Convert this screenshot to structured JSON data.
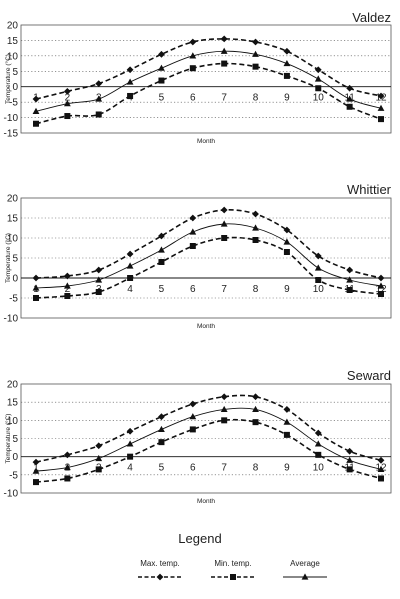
{
  "chart_data": [
    {
      "type": "line",
      "title": "Valdez",
      "xlabel": "Month",
      "ylabel": "Temperature (°C)",
      "ylim": [
        -15,
        20
      ],
      "yticks": [
        20,
        15,
        10,
        5,
        0,
        -5,
        -10,
        -15
      ],
      "xlim": [
        1,
        12
      ],
      "xticks": [
        1,
        2,
        3,
        4,
        5,
        6,
        7,
        8,
        9,
        10,
        11,
        12
      ],
      "grid": true,
      "series": [
        {
          "name": "Max. temp.",
          "x": [
            1,
            2,
            3,
            4,
            5,
            6,
            7,
            8,
            9,
            10,
            11,
            12
          ],
          "values": [
            -4,
            -1.5,
            1,
            5.5,
            10.5,
            14.5,
            15.5,
            14.5,
            11.5,
            5.5,
            -0.5,
            -3
          ]
        },
        {
          "name": "Min. temp.",
          "x": [
            1,
            2,
            3,
            4,
            5,
            6,
            7,
            8,
            9,
            10,
            11,
            12
          ],
          "values": [
            -12,
            -9.5,
            -9,
            -3,
            2,
            6,
            7.5,
            6.5,
            3.5,
            -0.5,
            -6.5,
            -10.5
          ]
        },
        {
          "name": "Average",
          "x": [
            1,
            2,
            3,
            4,
            5,
            6,
            7,
            8,
            9,
            10,
            11,
            12
          ],
          "values": [
            -8,
            -5.5,
            -4,
            1.5,
            6,
            10,
            11.5,
            10.5,
            7.5,
            2.5,
            -4,
            -7
          ]
        }
      ]
    },
    {
      "type": "line",
      "title": "Whittier",
      "xlabel": "Month",
      "ylabel": "Temperature (°C)",
      "ylim": [
        -10,
        20
      ],
      "yticks": [
        20,
        15,
        10,
        5,
        0,
        -5,
        -10
      ],
      "xlim": [
        1,
        12
      ],
      "xticks": [
        1,
        2,
        3,
        4,
        5,
        6,
        7,
        8,
        9,
        10,
        11,
        12
      ],
      "grid": true,
      "series": [
        {
          "name": "Max. temp.",
          "x": [
            1,
            2,
            3,
            4,
            5,
            6,
            7,
            8,
            9,
            10,
            11,
            12
          ],
          "values": [
            0,
            0.5,
            2,
            6,
            10.5,
            15,
            17,
            16,
            12,
            5.5,
            2,
            0
          ]
        },
        {
          "name": "Min. temp.",
          "x": [
            1,
            2,
            3,
            4,
            5,
            6,
            7,
            8,
            9,
            10,
            11,
            12
          ],
          "values": [
            -5,
            -4.5,
            -3.5,
            0,
            4,
            8,
            10,
            9.5,
            6.5,
            -0.5,
            -3,
            -4
          ]
        },
        {
          "name": "Average",
          "x": [
            1,
            2,
            3,
            4,
            5,
            6,
            7,
            8,
            9,
            10,
            11,
            12
          ],
          "values": [
            -2.5,
            -2,
            -0.5,
            3,
            7,
            11.5,
            13.5,
            12.5,
            9,
            2.5,
            -0.5,
            -2
          ]
        }
      ]
    },
    {
      "type": "line",
      "title": "Seward",
      "xlabel": "Month",
      "ylabel": "Temperature (°C)",
      "ylim": [
        -10,
        20
      ],
      "yticks": [
        20,
        15,
        10,
        5,
        0,
        -5,
        -10
      ],
      "xlim": [
        1,
        12
      ],
      "xticks": [
        1,
        2,
        3,
        4,
        5,
        6,
        7,
        8,
        9,
        10,
        11,
        12
      ],
      "grid": true,
      "series": [
        {
          "name": "Max. temp.",
          "x": [
            1,
            2,
            3,
            4,
            5,
            6,
            7,
            8,
            9,
            10,
            11,
            12
          ],
          "values": [
            -1.5,
            0.5,
            3,
            7,
            11,
            14.5,
            16.5,
            16.5,
            13,
            6.5,
            1.5,
            -1
          ]
        },
        {
          "name": "Min. temp.",
          "x": [
            1,
            2,
            3,
            4,
            5,
            6,
            7,
            8,
            9,
            10,
            11,
            12
          ],
          "values": [
            -7,
            -6,
            -3.5,
            0,
            4,
            7.5,
            10,
            9.5,
            6,
            0.5,
            -3.5,
            -6
          ]
        },
        {
          "name": "Average",
          "x": [
            1,
            2,
            3,
            4,
            5,
            6,
            7,
            8,
            9,
            10,
            11,
            12
          ],
          "values": [
            -4,
            -3,
            -0.5,
            3.5,
            7.5,
            11,
            13,
            13,
            9.5,
            3.5,
            -1,
            -3.5
          ]
        }
      ]
    }
  ],
  "legend": {
    "title": "Legend",
    "items": [
      {
        "label": "Max. temp.",
        "marker": "diamond",
        "dashed": true
      },
      {
        "label": "Min. temp.",
        "marker": "square",
        "dashed": true
      },
      {
        "label": "Average",
        "marker": "triangle",
        "dashed": false
      }
    ]
  },
  "colors": {
    "ink": "#111111",
    "grid": "#555555",
    "plot_bg": "#ffffff"
  }
}
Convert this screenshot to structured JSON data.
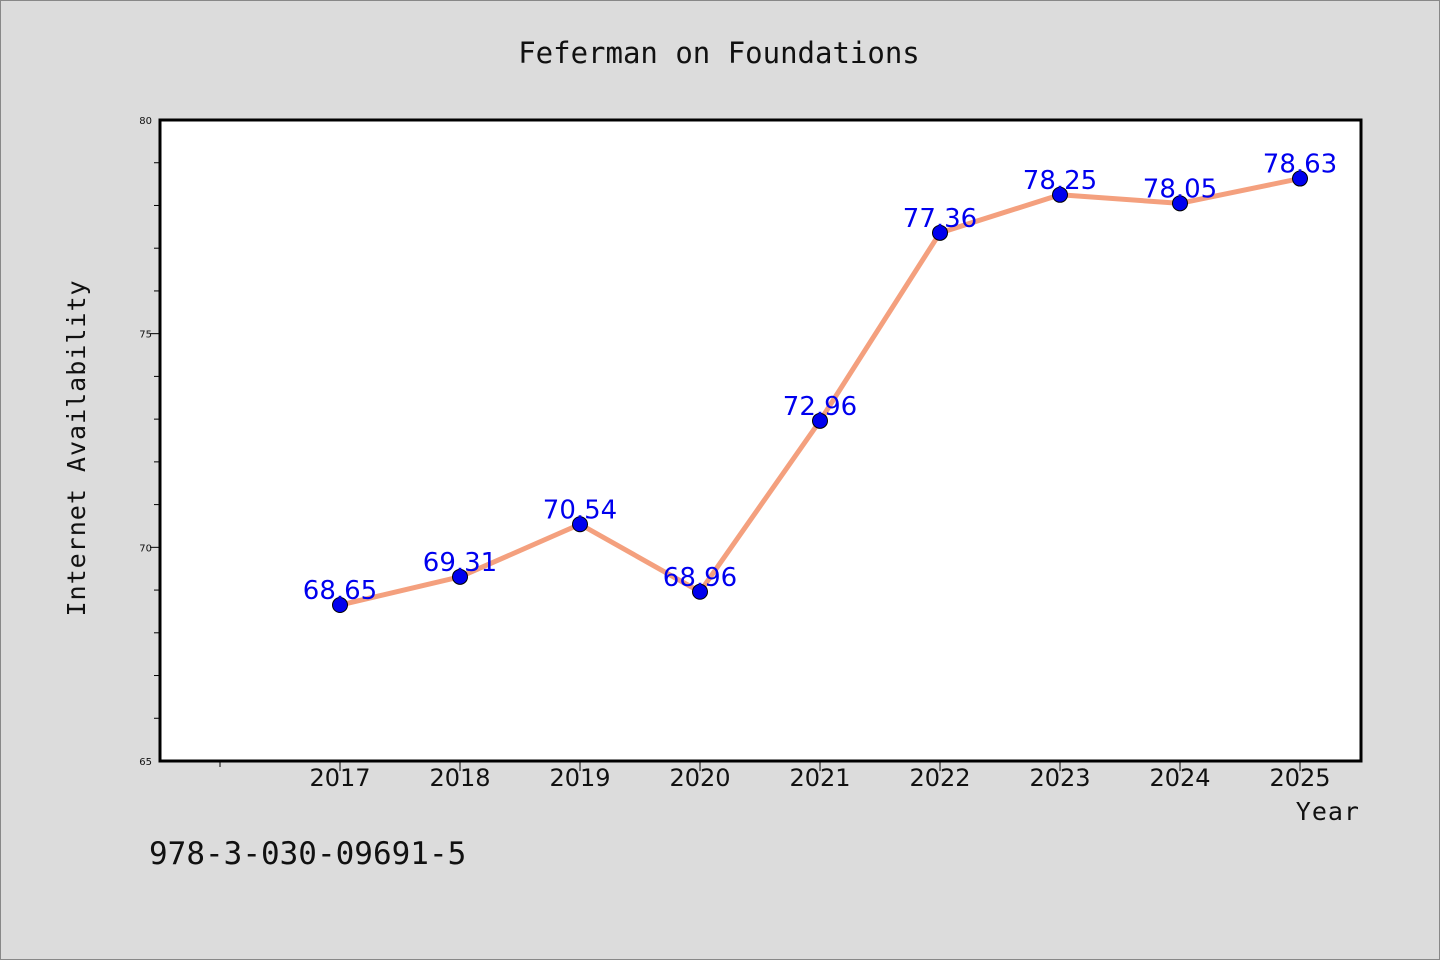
{
  "chart_data": {
    "type": "line",
    "title": "Feferman on Foundations",
    "xlabel": "Year",
    "ylabel": "Internet Availability",
    "categories": [
      "2017",
      "2018",
      "2019",
      "2020",
      "2021",
      "2022",
      "2023",
      "2024",
      "2025"
    ],
    "series": [
      {
        "values": [
          68.65,
          69.31,
          70.54,
          68.96,
          72.96,
          77.36,
          78.25,
          78.05,
          78.63
        ]
      }
    ],
    "data_labels": [
      "68.65",
      "69.31",
      "70.54",
      "68.96",
      "72.96",
      "77.36",
      "78.25",
      "78.05",
      "78.63"
    ],
    "ylim": [
      65,
      80
    ],
    "yticks": [
      65,
      70,
      75,
      80
    ],
    "yticks_labels": [
      "65",
      "70",
      "75",
      "80"
    ],
    "line_color": "#f4a07e",
    "marker_color": "#0000ee",
    "label_color": "#0000ee",
    "grid": false,
    "legend": "none"
  },
  "footnote": "978-3-030-09691-5"
}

^^^^

* [What you should do] Transcribe the listing above verbatim. Omit the pictures.

* [Solved problem]
Convert this screenshot to structured JSON data.
{
  "chart_data": [
    {
      "type": "line",
      "title": "Valdez",
      "xlabel": "Month",
      "ylabel": "Temperature (°C)",
      "ylim": [
        -15,
        20
      ],
      "yticks": [
        20,
        15,
        10,
        5,
        0,
        -5,
        -10,
        -15
      ],
      "xlim": [
        1,
        12
      ],
      "xticks": [
        1,
        2,
        3,
        4,
        5,
        6,
        7,
        8,
        9,
        10,
        11,
        12
      ],
      "grid": true,
      "series": [
        {
          "name": "Max. temp.",
          "x": [
            1,
            2,
            3,
            4,
            5,
            6,
            7,
            8,
            9,
            10,
            11,
            12
          ],
          "values": [
            -4,
            -1.5,
            1,
            5.5,
            10.5,
            14.5,
            15.5,
            14.5,
            11.5,
            5.5,
            -0.5,
            -3
          ]
        },
        {
          "name": "Min. temp.",
          "x": [
            1,
            2,
            3,
            4,
            5,
            6,
            7,
            8,
            9,
            10,
            11,
            12
          ],
          "values": [
            -12,
            -9.5,
            -9,
            -3,
            2,
            6,
            7.5,
            6.5,
            3.5,
            -0.5,
            -6.5,
            -10.5
          ]
        },
        {
          "name": "Average",
          "x": [
            1,
            2,
            3,
            4,
            5,
            6,
            7,
            8,
            9,
            10,
            11,
            12
          ],
          "values": [
            -8,
            -5.5,
            -4,
            1.5,
            6,
            10,
            11.5,
            10.5,
            7.5,
            2.5,
            -4,
            -7
          ]
        }
      ]
    },
    {
      "type": "line",
      "title": "Whittier",
      "xlabel": "Month",
      "ylabel": "Temperature (°C)",
      "ylim": [
        -10,
        20
      ],
      "yticks": [
        20,
        15,
        10,
        5,
        0,
        -5,
        -10
      ],
      "xlim": [
        1,
        12
      ],
      "xticks": [
        1,
        2,
        3,
        4,
        5,
        6,
        7,
        8,
        9,
        10,
        11,
        12
      ],
      "grid": true,
      "series": [
        {
          "name": "Max. temp.",
          "x": [
            1,
            2,
            3,
            4,
            5,
            6,
            7,
            8,
            9,
            10,
            11,
            12
          ],
          "values": [
            0,
            0.5,
            2,
            6,
            10.5,
            15,
            17,
            16,
            12,
            5.5,
            2,
            0
          ]
        },
        {
          "name": "Min. temp.",
          "x": [
            1,
            2,
            3,
            4,
            5,
            6,
            7,
            8,
            9,
            10,
            11,
            12
          ],
          "values": [
            -5,
            -4.5,
            -3.5,
            0,
            4,
            8,
            10,
            9.5,
            6.5,
            -0.5,
            -3,
            -4
          ]
        },
        {
          "name": "Average",
          "x": [
            1,
            2,
            3,
            4,
            5,
            6,
            7,
            8,
            9,
            10,
            11,
            12
          ],
          "values": [
            -2.5,
            -2,
            -0.5,
            3,
            7,
            11.5,
            13.5,
            12.5,
            9,
            2.5,
            -0.5,
            -2
          ]
        }
      ]
    },
    {
      "type": "line",
      "title": "Seward",
      "xlabel": "Month",
      "ylabel": "Temperature (°C)",
      "ylim": [
        -10,
        20
      ],
      "yticks": [
        20,
        15,
        10,
        5,
        0,
        -5,
        -10
      ],
      "xlim": [
        1,
        12
      ],
      "xticks": [
        1,
        2,
        3,
        4,
        5,
        6,
        7,
        8,
        9,
        10,
        11,
        12
      ],
      "grid": true,
      "series": [
        {
          "name": "Max. temp.",
          "x": [
            1,
            2,
            3,
            4,
            5,
            6,
            7,
            8,
            9,
            10,
            11,
            12
          ],
          "values": [
            -1.5,
            0.5,
            3,
            7,
            11,
            14.5,
            16.5,
            16.5,
            13,
            6.5,
            1.5,
            -1
          ]
        },
        {
          "name": "Min. temp.",
          "x": [
            1,
            2,
            3,
            4,
            5,
            6,
            7,
            8,
            9,
            10,
            11,
            12
          ],
          "values": [
            -7,
            -6,
            -3.5,
            0,
            4,
            7.5,
            10,
            9.5,
            6,
            0.5,
            -3.5,
            -6
          ]
        },
        {
          "name": "Average",
          "x": [
            1,
            2,
            3,
            4,
            5,
            6,
            7,
            8,
            9,
            10,
            11,
            12
          ],
          "values": [
            -4,
            -3,
            -0.5,
            3.5,
            7.5,
            11,
            13,
            13,
            9.5,
            3.5,
            -1,
            -3.5
          ]
        }
      ]
    }
  ],
  "legend": {
    "title": "Legend",
    "items": [
      {
        "label": "Max. temp.",
        "marker": "diamond",
        "dashed": true
      },
      {
        "label": "Min. temp.",
        "marker": "square",
        "dashed": true
      },
      {
        "label": "Average",
        "marker": "triangle",
        "dashed": false
      }
    ]
  },
  "colors": {
    "ink": "#111111",
    "grid": "#555555",
    "plot_bg": "#ffffff"
  }
}
Convert this screenshot to structured JSON data.
{
  "chart_data": {
    "type": "line",
    "title": "Feferman on Foundations",
    "xlabel": "Year",
    "ylabel": "Internet Availability",
    "categories": [
      "2017",
      "2018",
      "2019",
      "2020",
      "2021",
      "2022",
      "2023",
      "2024",
      "2025"
    ],
    "series": [
      {
        "values": [
          68.65,
          69.31,
          70.54,
          68.96,
          72.96,
          77.36,
          78.25,
          78.05,
          78.63
        ]
      }
    ],
    "data_labels": [
      "68.65",
      "69.31",
      "70.54",
      "68.96",
      "72.96",
      "77.36",
      "78.25",
      "78.05",
      "78.63"
    ],
    "ylim": [
      65,
      80
    ],
    "yticks": [
      65,
      70,
      75,
      80
    ],
    "yticks_labels": [
      "65",
      "70",
      "75",
      "80"
    ],
    "line_color": "#f4a07e",
    "marker_color": "#0000ee",
    "label_color": "#0000ee",
    "grid": false,
    "legend": "none"
  },
  "footnote": "978-3-030-09691-5"
}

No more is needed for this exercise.